start

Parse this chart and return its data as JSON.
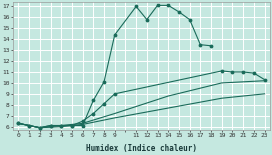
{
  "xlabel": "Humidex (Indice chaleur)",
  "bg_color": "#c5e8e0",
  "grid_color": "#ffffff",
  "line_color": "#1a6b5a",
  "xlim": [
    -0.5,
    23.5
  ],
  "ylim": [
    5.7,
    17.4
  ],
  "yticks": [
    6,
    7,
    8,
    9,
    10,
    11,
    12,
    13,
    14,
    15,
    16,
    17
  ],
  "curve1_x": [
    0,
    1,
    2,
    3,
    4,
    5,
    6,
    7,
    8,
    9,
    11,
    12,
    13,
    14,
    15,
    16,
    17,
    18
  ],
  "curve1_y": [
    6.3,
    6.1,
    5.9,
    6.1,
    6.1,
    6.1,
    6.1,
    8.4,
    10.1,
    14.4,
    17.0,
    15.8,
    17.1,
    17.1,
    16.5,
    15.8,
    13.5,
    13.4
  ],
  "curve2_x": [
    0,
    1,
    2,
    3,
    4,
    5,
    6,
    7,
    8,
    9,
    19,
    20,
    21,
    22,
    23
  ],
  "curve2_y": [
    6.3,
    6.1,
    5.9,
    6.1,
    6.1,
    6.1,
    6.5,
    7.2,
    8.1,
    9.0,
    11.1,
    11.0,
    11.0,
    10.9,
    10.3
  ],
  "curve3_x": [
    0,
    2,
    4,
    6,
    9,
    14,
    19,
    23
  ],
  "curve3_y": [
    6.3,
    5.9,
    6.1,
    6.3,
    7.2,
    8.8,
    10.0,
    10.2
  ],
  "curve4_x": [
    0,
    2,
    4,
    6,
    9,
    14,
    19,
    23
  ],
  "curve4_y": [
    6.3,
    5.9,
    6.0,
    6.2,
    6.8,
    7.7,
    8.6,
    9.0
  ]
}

end
start

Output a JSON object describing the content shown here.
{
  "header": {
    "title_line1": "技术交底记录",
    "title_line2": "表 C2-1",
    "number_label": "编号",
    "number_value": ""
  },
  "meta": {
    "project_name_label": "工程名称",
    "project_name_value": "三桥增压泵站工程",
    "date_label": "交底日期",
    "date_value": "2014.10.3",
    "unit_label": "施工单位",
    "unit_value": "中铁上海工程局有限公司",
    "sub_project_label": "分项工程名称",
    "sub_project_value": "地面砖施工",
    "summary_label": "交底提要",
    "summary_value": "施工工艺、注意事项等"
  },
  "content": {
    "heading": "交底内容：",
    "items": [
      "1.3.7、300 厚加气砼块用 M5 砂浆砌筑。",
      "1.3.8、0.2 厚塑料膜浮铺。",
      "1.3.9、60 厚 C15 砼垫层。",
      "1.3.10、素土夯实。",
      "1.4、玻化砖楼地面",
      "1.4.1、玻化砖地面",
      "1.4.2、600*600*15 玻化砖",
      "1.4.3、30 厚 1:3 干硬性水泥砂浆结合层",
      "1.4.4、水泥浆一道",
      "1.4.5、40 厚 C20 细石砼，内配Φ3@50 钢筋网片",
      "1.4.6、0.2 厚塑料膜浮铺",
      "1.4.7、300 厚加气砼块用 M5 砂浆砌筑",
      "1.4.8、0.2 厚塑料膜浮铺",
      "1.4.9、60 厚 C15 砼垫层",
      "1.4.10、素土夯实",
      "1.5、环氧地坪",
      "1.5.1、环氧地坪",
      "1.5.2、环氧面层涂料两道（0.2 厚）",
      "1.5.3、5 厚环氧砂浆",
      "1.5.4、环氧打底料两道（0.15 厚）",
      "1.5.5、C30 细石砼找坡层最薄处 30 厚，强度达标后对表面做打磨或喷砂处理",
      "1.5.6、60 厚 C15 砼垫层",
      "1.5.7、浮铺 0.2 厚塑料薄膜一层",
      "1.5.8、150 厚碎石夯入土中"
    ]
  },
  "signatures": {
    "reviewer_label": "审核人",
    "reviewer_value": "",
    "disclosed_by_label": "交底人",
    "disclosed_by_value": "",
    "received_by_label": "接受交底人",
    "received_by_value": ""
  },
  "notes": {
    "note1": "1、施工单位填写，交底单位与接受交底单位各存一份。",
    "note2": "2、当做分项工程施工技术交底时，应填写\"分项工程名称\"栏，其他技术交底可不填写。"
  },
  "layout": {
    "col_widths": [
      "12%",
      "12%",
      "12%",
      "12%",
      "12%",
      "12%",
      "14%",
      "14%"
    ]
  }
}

end

● **YOUR GOAL**:
The records are above. How many lines in them contain the word "砂浆砌筑"? Give the number alone.

● **TASK SOLUTION**:
2